_Problem to work on:_ Reproduce the listing below character for character; drop every image.

_Exercise data:_
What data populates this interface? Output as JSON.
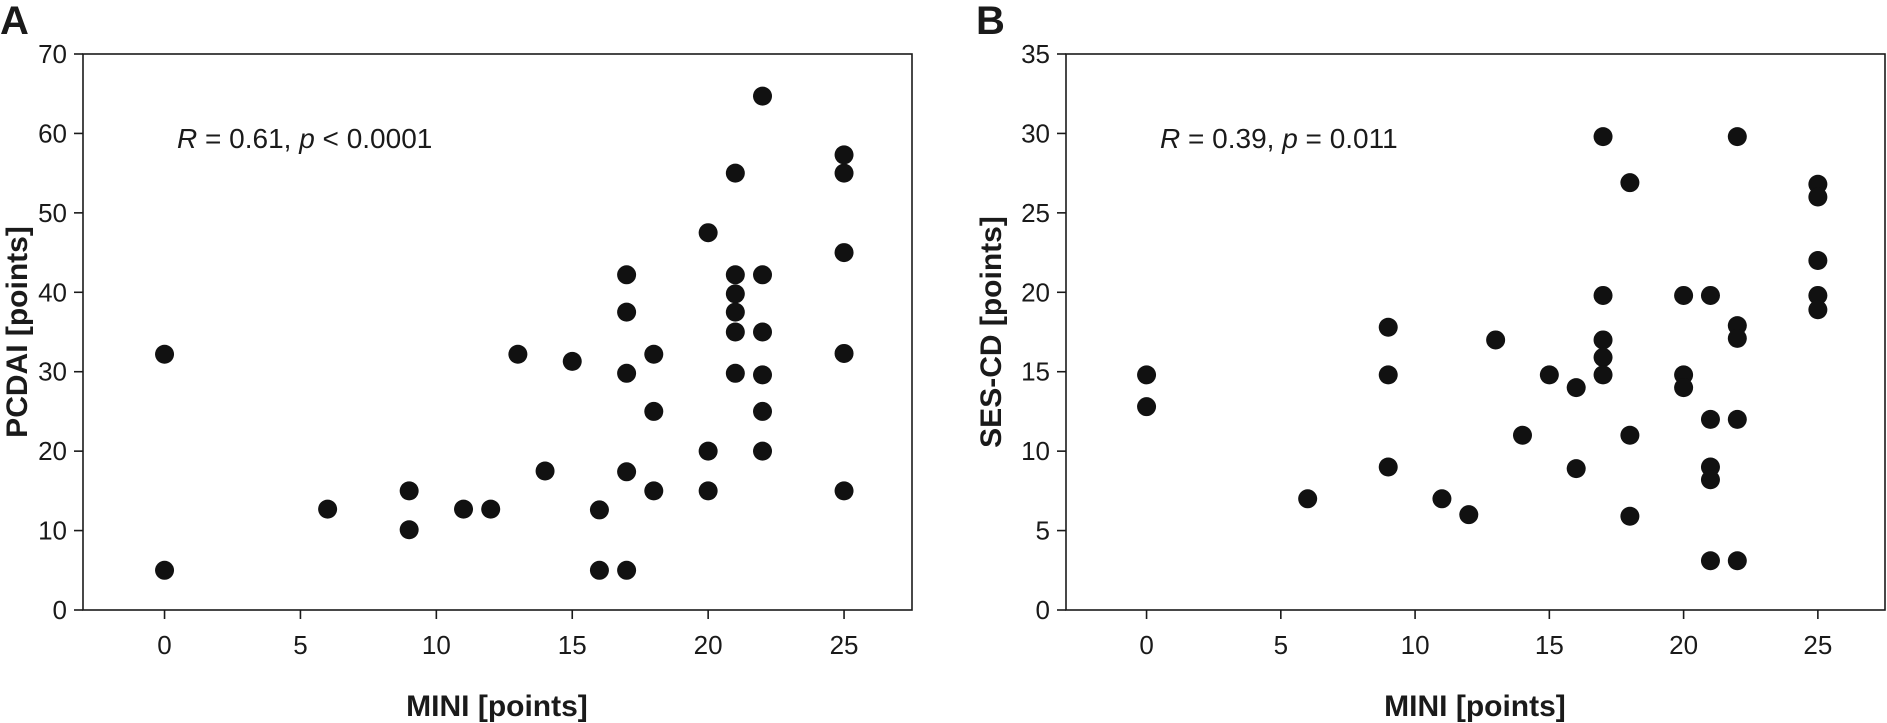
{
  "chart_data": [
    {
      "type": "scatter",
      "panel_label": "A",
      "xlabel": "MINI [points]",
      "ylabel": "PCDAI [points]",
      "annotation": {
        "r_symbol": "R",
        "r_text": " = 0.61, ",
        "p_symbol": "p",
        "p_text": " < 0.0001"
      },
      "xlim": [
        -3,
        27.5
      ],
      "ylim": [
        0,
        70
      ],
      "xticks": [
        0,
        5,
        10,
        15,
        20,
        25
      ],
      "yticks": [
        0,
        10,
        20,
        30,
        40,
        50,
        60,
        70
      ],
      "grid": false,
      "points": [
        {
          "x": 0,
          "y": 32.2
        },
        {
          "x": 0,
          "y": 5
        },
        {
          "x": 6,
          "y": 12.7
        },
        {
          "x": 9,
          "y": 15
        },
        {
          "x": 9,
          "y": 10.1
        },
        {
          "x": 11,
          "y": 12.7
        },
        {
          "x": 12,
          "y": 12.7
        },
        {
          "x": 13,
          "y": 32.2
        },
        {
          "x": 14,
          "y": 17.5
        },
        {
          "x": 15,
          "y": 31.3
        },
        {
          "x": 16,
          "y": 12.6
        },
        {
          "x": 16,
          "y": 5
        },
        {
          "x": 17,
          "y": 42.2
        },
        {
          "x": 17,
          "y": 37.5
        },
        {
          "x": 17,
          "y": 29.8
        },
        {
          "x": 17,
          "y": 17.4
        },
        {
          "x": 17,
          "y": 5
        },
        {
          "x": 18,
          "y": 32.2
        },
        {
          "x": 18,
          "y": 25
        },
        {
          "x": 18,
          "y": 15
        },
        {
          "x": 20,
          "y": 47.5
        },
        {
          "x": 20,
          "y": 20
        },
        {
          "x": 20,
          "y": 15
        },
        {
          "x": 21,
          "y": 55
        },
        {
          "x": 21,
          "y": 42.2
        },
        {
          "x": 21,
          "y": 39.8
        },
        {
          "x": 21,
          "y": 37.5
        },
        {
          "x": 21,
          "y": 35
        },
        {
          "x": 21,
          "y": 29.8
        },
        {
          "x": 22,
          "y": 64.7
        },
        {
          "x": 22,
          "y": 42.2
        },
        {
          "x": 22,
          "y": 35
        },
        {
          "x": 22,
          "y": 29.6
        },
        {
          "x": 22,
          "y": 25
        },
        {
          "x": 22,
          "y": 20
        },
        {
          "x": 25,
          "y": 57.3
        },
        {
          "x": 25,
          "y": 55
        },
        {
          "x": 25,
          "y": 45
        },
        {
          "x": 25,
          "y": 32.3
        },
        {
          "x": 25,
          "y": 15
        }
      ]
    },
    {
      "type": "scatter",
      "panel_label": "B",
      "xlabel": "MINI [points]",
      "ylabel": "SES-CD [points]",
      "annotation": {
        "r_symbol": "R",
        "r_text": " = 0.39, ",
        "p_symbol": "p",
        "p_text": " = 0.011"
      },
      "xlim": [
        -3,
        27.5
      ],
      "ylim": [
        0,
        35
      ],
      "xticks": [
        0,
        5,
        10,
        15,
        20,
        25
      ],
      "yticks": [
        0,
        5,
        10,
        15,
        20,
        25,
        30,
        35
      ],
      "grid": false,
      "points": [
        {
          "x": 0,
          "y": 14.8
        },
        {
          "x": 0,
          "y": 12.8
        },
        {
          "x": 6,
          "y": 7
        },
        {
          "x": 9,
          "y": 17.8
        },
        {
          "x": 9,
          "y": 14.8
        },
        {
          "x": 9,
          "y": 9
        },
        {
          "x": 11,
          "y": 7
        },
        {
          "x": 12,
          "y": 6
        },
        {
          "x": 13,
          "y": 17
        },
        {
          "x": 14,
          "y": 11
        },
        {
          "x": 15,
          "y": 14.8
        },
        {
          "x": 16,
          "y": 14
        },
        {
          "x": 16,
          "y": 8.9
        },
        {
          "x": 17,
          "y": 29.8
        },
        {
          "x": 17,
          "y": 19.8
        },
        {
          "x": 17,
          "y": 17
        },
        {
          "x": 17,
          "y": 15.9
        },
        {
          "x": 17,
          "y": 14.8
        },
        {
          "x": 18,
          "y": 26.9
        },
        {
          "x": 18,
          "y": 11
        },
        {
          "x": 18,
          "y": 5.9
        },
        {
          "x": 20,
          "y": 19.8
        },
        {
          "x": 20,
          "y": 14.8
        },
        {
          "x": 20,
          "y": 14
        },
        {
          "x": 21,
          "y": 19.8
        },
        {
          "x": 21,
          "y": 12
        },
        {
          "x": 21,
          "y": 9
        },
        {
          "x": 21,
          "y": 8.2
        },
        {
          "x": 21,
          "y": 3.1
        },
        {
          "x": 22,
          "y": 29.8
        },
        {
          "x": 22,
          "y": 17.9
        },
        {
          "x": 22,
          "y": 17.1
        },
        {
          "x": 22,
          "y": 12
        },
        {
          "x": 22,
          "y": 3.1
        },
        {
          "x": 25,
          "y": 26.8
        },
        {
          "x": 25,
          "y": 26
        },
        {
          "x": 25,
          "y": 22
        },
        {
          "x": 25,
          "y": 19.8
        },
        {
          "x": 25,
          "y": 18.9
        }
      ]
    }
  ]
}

_Solution to this task:_
What data populates this interface? Output as JSON.
{
  "chart_data": [
    {
      "type": "scatter",
      "panel_label": "A",
      "xlabel": "MINI [points]",
      "ylabel": "PCDAI [points]",
      "annotation": {
        "r_symbol": "R",
        "r_text": " = 0.61, ",
        "p_symbol": "p",
        "p_text": " < 0.0001"
      },
      "xlim": [
        -3,
        27.5
      ],
      "ylim": [
        0,
        70
      ],
      "xticks": [
        0,
        5,
        10,
        15,
        20,
        25
      ],
      "yticks": [
        0,
        10,
        20,
        30,
        40,
        50,
        60,
        70
      ],
      "grid": false,
      "points": [
        {
          "x": 0,
          "y": 32.2
        },
        {
          "x": 0,
          "y": 5
        },
        {
          "x": 6,
          "y": 12.7
        },
        {
          "x": 9,
          "y": 15
        },
        {
          "x": 9,
          "y": 10.1
        },
        {
          "x": 11,
          "y": 12.7
        },
        {
          "x": 12,
          "y": 12.7
        },
        {
          "x": 13,
          "y": 32.2
        },
        {
          "x": 14,
          "y": 17.5
        },
        {
          "x": 15,
          "y": 31.3
        },
        {
          "x": 16,
          "y": 12.6
        },
        {
          "x": 16,
          "y": 5
        },
        {
          "x": 17,
          "y": 42.2
        },
        {
          "x": 17,
          "y": 37.5
        },
        {
          "x": 17,
          "y": 29.8
        },
        {
          "x": 17,
          "y": 17.4
        },
        {
          "x": 17,
          "y": 5
        },
        {
          "x": 18,
          "y": 32.2
        },
        {
          "x": 18,
          "y": 25
        },
        {
          "x": 18,
          "y": 15
        },
        {
          "x": 20,
          "y": 47.5
        },
        {
          "x": 20,
          "y": 20
        },
        {
          "x": 20,
          "y": 15
        },
        {
          "x": 21,
          "y": 55
        },
        {
          "x": 21,
          "y": 42.2
        },
        {
          "x": 21,
          "y": 39.8
        },
        {
          "x": 21,
          "y": 37.5
        },
        {
          "x": 21,
          "y": 35
        },
        {
          "x": 21,
          "y": 29.8
        },
        {
          "x": 22,
          "y": 64.7
        },
        {
          "x": 22,
          "y": 42.2
        },
        {
          "x": 22,
          "y": 35
        },
        {
          "x": 22,
          "y": 29.6
        },
        {
          "x": 22,
          "y": 25
        },
        {
          "x": 22,
          "y": 20
        },
        {
          "x": 25,
          "y": 57.3
        },
        {
          "x": 25,
          "y": 55
        },
        {
          "x": 25,
          "y": 45
        },
        {
          "x": 25,
          "y": 32.3
        },
        {
          "x": 25,
          "y": 15
        }
      ]
    },
    {
      "type": "scatter",
      "panel_label": "B",
      "xlabel": "MINI [points]",
      "ylabel": "SES-CD [points]",
      "annotation": {
        "r_symbol": "R",
        "r_text": " = 0.39, ",
        "p_symbol": "p",
        "p_text": " = 0.011"
      },
      "xlim": [
        -3,
        27.5
      ],
      "ylim": [
        0,
        35
      ],
      "xticks": [
        0,
        5,
        10,
        15,
        20,
        25
      ],
      "yticks": [
        0,
        5,
        10,
        15,
        20,
        25,
        30,
        35
      ],
      "grid": false,
      "points": [
        {
          "x": 0,
          "y": 14.8
        },
        {
          "x": 0,
          "y": 12.8
        },
        {
          "x": 6,
          "y": 7
        },
        {
          "x": 9,
          "y": 17.8
        },
        {
          "x": 9,
          "y": 14.8
        },
        {
          "x": 9,
          "y": 9
        },
        {
          "x": 11,
          "y": 7
        },
        {
          "x": 12,
          "y": 6
        },
        {
          "x": 13,
          "y": 17
        },
        {
          "x": 14,
          "y": 11
        },
        {
          "x": 15,
          "y": 14.8
        },
        {
          "x": 16,
          "y": 14
        },
        {
          "x": 16,
          "y": 8.9
        },
        {
          "x": 17,
          "y": 29.8
        },
        {
          "x": 17,
          "y": 19.8
        },
        {
          "x": 17,
          "y": 17
        },
        {
          "x": 17,
          "y": 15.9
        },
        {
          "x": 17,
          "y": 14.8
        },
        {
          "x": 18,
          "y": 26.9
        },
        {
          "x": 18,
          "y": 11
        },
        {
          "x": 18,
          "y": 5.9
        },
        {
          "x": 20,
          "y": 19.8
        },
        {
          "x": 20,
          "y": 14.8
        },
        {
          "x": 20,
          "y": 14
        },
        {
          "x": 21,
          "y": 19.8
        },
        {
          "x": 21,
          "y": 12
        },
        {
          "x": 21,
          "y": 9
        },
        {
          "x": 21,
          "y": 8.2
        },
        {
          "x": 21,
          "y": 3.1
        },
        {
          "x": 22,
          "y": 29.8
        },
        {
          "x": 22,
          "y": 17.9
        },
        {
          "x": 22,
          "y": 17.1
        },
        {
          "x": 22,
          "y": 12
        },
        {
          "x": 22,
          "y": 3.1
        },
        {
          "x": 25,
          "y": 26.8
        },
        {
          "x": 25,
          "y": 26
        },
        {
          "x": 25,
          "y": 22
        },
        {
          "x": 25,
          "y": 19.8
        },
        {
          "x": 25,
          "y": 18.9
        }
      ]
    }
  ]
}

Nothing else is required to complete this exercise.